:: Records to use

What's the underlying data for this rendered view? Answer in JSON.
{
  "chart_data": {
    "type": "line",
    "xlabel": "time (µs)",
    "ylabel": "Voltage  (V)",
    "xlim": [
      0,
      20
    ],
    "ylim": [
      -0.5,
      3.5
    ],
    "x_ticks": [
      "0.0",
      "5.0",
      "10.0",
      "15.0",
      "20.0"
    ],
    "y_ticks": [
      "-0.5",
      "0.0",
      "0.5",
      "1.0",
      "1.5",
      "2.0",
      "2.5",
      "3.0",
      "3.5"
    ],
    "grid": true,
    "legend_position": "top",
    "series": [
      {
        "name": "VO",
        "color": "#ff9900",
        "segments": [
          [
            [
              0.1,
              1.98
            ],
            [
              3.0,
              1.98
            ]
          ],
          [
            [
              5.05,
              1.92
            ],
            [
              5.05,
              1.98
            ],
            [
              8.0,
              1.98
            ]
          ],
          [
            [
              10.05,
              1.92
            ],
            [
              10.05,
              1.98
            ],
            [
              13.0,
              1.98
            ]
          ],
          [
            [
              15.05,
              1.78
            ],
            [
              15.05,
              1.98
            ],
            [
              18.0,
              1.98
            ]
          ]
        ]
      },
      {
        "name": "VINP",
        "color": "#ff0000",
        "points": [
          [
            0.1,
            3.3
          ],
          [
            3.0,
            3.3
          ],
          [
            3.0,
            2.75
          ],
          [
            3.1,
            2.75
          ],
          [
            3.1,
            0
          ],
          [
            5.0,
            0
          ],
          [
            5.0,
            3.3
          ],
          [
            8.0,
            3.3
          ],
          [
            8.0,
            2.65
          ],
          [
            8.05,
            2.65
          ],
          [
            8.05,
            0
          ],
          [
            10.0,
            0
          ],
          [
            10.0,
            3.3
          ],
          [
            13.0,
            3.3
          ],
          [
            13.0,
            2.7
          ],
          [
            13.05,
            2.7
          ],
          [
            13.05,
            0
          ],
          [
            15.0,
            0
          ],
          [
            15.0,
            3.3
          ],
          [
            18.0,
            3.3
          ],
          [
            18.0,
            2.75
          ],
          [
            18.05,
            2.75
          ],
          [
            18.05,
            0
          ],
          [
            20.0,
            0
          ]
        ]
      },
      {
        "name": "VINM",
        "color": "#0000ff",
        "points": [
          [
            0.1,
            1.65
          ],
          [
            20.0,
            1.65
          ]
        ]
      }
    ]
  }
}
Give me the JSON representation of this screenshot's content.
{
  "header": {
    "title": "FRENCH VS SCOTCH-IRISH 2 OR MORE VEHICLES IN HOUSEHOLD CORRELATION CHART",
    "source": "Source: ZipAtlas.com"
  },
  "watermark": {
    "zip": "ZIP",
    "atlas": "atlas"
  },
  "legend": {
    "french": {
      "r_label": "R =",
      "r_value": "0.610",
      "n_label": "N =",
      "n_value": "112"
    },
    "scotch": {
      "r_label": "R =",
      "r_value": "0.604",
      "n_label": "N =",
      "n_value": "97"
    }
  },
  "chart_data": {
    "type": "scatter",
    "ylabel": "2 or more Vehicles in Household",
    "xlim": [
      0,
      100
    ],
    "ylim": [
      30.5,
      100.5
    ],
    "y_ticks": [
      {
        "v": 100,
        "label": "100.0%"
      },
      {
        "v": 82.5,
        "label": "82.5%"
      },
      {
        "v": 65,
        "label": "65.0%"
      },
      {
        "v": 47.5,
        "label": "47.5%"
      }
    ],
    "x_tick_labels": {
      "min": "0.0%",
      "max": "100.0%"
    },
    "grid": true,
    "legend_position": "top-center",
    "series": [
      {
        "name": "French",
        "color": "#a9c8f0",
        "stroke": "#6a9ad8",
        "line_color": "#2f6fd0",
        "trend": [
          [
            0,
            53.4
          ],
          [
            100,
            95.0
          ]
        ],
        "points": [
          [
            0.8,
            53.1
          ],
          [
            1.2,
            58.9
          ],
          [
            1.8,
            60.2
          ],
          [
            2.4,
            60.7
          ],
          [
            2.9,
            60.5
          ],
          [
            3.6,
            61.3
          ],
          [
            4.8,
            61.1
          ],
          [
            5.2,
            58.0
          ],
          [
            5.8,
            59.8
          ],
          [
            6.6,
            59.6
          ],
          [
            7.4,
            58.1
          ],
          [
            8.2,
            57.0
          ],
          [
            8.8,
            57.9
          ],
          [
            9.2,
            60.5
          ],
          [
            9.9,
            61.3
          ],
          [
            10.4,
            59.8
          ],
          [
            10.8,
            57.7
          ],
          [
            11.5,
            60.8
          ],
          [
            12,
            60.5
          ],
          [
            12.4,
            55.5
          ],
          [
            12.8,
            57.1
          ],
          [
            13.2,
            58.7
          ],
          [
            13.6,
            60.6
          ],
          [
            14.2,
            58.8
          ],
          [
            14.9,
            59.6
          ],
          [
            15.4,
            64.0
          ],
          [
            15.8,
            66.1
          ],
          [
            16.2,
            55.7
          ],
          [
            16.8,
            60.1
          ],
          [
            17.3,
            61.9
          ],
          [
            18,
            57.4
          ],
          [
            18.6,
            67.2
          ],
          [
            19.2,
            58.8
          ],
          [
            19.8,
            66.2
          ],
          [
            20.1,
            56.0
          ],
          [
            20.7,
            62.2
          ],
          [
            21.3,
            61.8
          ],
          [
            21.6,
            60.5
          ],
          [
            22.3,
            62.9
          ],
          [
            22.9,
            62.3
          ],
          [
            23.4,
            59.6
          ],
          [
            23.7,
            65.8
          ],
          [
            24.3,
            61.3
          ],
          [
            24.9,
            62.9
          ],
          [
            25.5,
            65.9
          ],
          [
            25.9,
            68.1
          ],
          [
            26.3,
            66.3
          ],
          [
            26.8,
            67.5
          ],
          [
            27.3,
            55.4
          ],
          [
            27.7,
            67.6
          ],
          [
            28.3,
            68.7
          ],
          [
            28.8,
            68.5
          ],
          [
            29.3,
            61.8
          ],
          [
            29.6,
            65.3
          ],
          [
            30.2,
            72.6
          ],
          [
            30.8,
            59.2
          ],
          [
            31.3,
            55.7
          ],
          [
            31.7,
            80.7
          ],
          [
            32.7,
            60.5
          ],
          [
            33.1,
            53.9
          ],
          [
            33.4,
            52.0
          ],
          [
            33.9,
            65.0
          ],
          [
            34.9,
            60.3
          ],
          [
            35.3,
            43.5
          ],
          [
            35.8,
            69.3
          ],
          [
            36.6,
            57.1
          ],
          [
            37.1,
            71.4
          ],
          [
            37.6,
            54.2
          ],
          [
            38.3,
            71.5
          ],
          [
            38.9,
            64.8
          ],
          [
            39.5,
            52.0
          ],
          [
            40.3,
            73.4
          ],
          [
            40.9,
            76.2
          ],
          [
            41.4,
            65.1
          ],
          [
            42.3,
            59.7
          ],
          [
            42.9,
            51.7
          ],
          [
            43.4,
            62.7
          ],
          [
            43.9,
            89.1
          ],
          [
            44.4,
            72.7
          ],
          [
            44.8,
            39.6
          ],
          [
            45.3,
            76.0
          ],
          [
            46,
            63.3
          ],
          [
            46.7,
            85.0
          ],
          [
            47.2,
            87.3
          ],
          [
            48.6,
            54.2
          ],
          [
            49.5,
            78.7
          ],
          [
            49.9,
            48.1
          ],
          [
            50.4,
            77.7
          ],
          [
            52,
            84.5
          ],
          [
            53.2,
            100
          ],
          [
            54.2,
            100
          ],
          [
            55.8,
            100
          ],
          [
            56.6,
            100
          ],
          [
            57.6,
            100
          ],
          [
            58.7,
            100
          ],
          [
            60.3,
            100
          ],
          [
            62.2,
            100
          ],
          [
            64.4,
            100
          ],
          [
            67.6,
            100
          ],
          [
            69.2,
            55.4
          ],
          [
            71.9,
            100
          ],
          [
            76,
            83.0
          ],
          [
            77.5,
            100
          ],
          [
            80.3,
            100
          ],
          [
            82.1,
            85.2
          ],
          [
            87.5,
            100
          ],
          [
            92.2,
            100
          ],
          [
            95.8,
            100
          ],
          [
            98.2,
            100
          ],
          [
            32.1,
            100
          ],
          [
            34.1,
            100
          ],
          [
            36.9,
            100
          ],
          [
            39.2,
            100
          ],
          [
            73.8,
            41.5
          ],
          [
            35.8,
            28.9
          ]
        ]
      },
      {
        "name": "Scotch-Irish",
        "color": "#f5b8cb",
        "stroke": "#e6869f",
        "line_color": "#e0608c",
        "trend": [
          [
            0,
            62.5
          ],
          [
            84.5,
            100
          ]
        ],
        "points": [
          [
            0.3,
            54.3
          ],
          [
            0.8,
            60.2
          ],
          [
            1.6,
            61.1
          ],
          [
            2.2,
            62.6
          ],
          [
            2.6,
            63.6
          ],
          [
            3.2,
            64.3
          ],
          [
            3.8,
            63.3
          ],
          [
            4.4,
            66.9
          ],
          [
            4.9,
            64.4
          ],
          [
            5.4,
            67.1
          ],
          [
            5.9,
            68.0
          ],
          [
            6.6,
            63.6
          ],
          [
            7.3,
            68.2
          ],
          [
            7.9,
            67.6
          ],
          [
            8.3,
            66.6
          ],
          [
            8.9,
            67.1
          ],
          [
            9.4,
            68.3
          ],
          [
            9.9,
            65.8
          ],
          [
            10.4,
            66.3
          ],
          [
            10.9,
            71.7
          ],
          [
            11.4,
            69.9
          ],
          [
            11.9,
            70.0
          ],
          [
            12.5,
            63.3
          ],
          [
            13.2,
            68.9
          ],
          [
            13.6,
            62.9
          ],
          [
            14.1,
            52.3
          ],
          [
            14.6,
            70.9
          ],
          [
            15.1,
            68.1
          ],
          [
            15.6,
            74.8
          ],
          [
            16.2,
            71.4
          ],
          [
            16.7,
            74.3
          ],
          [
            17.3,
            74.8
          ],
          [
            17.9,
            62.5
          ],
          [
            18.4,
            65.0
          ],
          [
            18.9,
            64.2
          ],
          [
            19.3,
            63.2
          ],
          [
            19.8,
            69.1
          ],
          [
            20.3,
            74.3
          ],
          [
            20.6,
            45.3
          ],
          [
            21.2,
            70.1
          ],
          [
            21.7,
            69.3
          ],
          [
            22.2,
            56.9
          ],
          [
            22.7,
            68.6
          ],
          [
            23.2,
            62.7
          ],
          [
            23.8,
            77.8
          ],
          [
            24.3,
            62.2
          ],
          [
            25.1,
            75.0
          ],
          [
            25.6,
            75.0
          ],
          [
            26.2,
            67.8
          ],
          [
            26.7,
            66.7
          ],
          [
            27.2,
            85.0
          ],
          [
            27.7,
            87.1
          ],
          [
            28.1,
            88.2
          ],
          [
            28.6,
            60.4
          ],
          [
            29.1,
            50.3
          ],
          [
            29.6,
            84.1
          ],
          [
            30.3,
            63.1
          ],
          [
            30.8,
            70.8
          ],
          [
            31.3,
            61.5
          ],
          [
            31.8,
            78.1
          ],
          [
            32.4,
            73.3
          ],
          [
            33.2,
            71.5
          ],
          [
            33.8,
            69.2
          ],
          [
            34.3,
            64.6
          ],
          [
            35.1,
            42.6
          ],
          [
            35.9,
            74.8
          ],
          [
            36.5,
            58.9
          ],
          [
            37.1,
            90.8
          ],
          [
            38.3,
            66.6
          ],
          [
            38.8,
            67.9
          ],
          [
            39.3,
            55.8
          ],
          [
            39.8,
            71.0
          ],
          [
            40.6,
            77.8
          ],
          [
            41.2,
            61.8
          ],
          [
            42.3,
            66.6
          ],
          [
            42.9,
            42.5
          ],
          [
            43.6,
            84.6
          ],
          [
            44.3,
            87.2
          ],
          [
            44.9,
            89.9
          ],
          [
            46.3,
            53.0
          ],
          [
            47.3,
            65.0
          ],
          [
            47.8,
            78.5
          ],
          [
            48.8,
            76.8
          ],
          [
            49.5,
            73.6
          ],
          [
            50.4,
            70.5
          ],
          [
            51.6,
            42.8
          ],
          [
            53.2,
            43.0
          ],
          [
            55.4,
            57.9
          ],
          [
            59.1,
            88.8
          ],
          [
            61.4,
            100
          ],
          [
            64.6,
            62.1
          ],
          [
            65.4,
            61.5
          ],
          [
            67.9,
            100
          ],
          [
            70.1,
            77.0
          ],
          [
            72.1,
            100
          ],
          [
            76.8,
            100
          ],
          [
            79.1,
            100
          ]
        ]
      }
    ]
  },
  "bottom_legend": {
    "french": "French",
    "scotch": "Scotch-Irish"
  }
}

::::

Your instructions: Check every line of the data, and copy the ones that contain "JSON".

Exercise solution:
What's the underlying data for this rendered view? Answer in JSON.
Give me the JSON representation of this screenshot's content.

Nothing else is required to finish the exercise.